**Supplied data:**
|---|

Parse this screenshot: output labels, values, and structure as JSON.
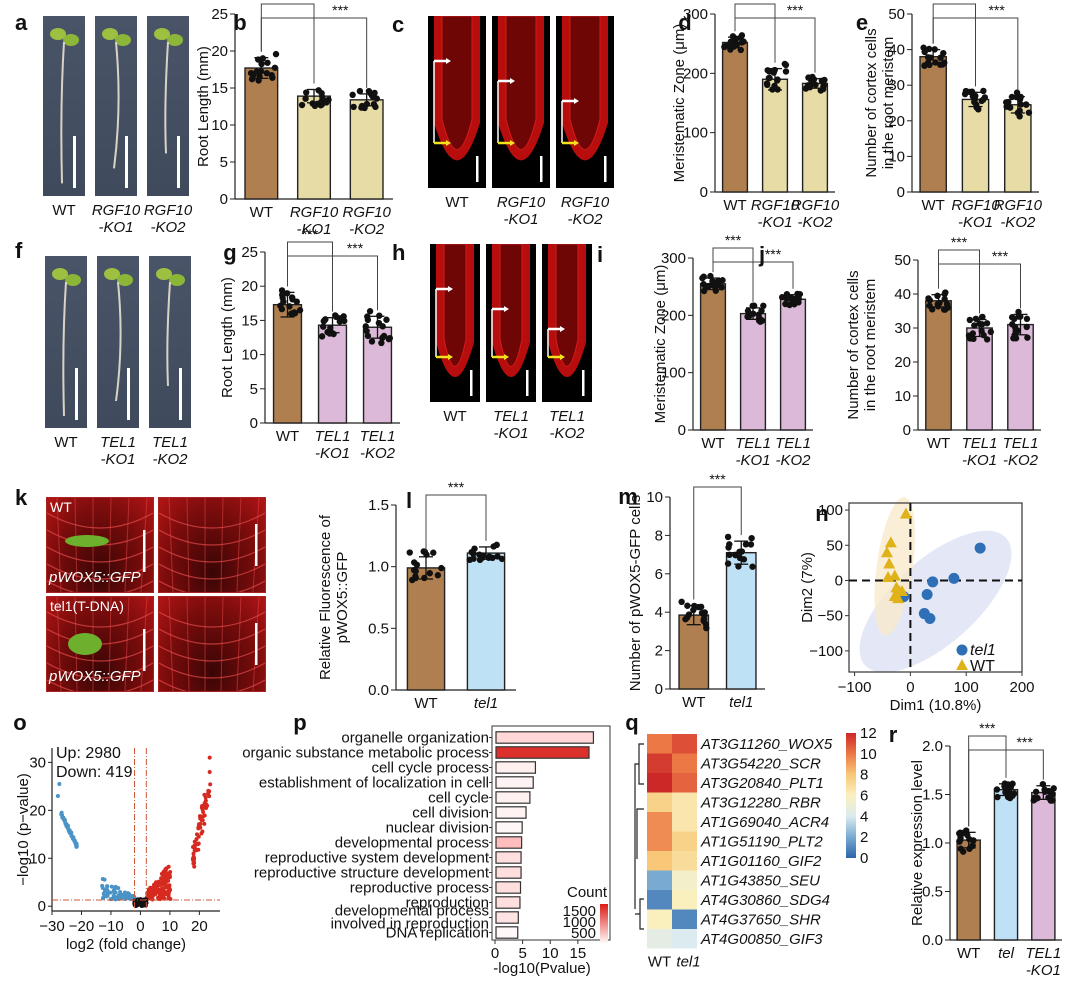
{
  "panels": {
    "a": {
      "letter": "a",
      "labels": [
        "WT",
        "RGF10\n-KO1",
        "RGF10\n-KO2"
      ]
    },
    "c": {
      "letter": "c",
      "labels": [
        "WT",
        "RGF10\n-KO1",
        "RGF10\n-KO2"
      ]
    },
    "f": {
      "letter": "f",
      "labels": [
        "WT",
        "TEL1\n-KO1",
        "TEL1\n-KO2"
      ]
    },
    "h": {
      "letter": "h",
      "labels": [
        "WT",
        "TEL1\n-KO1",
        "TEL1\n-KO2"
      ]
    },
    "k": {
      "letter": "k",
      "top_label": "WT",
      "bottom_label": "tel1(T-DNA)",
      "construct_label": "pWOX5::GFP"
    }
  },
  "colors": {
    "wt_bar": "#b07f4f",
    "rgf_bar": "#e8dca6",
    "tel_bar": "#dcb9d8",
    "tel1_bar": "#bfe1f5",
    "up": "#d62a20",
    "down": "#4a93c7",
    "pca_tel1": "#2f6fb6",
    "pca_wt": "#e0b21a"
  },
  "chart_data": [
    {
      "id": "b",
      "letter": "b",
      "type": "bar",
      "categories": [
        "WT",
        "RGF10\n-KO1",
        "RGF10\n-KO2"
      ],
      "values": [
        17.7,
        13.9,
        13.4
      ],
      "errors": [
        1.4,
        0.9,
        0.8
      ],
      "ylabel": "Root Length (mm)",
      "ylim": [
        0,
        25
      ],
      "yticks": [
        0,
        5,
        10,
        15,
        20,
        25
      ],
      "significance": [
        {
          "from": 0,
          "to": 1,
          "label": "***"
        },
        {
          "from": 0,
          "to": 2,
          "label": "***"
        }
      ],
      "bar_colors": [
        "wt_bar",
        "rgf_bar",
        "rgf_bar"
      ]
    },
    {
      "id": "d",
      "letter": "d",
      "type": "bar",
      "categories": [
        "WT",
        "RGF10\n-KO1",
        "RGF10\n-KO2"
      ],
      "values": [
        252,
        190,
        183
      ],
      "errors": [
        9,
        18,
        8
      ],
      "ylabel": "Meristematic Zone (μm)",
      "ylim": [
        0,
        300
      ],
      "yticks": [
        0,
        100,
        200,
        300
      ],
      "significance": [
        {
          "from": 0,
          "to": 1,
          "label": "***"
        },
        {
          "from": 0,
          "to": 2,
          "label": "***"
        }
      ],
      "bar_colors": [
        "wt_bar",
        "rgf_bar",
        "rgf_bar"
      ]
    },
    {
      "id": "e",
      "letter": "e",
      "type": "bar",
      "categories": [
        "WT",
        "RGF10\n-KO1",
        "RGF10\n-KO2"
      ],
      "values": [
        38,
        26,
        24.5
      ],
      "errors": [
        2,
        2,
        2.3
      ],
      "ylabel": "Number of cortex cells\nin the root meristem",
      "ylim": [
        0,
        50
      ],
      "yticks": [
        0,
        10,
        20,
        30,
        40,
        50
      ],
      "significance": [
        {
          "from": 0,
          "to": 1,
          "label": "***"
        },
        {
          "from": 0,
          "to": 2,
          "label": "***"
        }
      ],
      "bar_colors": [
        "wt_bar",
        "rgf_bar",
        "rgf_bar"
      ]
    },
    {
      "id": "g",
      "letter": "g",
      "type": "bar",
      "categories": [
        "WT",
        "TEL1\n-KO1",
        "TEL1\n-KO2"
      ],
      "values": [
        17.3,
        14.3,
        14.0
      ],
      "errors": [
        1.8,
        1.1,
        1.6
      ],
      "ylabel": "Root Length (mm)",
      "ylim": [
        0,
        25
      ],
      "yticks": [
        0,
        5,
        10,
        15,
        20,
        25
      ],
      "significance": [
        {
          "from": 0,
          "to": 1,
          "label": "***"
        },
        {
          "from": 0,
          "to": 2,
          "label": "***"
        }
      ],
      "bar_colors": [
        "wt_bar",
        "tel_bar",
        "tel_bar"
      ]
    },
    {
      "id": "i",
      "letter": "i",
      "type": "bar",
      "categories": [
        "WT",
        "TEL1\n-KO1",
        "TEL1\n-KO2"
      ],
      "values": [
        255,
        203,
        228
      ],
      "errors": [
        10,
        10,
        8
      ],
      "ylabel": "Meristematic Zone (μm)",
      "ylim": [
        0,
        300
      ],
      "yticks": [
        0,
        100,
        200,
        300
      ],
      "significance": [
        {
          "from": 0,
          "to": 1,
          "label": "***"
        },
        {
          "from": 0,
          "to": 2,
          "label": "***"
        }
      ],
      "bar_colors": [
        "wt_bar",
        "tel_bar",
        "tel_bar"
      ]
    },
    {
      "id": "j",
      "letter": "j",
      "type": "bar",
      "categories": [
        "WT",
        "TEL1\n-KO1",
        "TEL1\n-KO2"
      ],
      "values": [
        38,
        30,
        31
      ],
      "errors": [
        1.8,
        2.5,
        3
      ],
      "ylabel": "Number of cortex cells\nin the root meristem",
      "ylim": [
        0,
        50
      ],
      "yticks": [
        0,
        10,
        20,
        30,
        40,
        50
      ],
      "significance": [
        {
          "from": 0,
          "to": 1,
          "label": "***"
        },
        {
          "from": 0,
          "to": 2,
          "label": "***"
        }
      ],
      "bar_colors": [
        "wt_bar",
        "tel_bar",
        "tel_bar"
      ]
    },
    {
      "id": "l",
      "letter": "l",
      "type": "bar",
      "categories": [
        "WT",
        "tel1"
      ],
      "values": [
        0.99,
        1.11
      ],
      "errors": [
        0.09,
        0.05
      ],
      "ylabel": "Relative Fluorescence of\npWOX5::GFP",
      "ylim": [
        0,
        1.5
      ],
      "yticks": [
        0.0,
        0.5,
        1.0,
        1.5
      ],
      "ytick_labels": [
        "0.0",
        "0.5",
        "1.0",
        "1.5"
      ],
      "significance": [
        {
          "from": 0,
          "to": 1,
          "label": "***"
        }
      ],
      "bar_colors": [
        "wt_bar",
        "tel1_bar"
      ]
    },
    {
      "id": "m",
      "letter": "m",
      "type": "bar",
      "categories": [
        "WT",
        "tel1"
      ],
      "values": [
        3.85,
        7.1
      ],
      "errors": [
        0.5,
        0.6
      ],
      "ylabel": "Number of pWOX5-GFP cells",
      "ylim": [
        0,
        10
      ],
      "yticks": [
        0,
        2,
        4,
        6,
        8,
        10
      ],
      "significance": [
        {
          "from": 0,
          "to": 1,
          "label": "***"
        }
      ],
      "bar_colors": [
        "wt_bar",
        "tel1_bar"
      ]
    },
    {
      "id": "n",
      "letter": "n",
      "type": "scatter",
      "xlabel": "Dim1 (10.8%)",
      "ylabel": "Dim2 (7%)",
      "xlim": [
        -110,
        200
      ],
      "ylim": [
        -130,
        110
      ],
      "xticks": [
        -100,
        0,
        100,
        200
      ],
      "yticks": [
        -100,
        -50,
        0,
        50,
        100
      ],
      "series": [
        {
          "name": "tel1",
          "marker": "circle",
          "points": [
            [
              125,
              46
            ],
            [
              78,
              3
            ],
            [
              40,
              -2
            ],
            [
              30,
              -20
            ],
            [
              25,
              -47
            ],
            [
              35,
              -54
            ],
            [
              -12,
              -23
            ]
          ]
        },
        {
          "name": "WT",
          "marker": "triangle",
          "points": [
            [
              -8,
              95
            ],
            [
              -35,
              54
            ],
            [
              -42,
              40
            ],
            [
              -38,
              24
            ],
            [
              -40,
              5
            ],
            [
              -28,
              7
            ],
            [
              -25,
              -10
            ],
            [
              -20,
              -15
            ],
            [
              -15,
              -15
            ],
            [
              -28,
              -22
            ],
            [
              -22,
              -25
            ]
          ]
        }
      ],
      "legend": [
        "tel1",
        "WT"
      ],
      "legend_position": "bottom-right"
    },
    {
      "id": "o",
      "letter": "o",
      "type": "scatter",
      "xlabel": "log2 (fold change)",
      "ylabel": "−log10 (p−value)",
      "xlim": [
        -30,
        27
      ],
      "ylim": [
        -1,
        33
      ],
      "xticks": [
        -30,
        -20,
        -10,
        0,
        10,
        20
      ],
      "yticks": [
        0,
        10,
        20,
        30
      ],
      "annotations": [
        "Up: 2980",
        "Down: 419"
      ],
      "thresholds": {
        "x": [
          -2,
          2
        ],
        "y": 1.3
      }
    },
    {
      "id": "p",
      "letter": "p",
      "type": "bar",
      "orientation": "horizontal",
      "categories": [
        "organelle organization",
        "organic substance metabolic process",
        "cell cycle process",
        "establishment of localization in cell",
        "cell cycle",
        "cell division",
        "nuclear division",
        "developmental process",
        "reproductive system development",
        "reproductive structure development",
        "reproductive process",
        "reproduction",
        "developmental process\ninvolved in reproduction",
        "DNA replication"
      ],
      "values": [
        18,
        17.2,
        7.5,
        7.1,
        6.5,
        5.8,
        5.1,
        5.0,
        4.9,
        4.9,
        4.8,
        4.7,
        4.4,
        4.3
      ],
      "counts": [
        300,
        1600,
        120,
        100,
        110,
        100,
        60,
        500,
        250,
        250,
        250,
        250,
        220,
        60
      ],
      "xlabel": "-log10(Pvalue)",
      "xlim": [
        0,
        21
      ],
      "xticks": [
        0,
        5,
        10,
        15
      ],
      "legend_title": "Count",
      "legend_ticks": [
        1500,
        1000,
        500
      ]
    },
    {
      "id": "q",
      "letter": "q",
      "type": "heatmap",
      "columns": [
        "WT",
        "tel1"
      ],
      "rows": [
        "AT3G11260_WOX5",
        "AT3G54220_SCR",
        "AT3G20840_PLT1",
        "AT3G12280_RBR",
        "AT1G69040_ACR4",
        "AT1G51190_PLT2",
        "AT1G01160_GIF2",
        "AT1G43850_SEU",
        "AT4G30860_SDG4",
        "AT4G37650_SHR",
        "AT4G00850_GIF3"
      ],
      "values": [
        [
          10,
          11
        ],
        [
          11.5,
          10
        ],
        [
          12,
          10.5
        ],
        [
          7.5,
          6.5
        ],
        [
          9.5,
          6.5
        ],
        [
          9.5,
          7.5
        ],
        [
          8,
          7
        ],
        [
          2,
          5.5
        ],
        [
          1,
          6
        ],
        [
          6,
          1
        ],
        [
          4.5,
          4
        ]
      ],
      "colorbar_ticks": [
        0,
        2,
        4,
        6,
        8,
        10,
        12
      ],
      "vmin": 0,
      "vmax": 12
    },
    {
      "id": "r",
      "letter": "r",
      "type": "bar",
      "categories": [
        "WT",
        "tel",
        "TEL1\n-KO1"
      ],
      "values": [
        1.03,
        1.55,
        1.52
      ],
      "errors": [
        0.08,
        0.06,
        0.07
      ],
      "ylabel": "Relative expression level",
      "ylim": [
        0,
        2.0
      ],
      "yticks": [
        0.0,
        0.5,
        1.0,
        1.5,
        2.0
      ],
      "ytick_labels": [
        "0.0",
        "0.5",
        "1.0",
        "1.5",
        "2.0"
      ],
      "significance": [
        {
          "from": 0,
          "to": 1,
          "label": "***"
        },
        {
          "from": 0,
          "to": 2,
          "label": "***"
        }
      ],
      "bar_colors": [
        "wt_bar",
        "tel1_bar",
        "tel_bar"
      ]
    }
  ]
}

|---|

**Your task:**
What number of lines above include the string "process"? State it and nothing else.

**Output for this exercise:**
5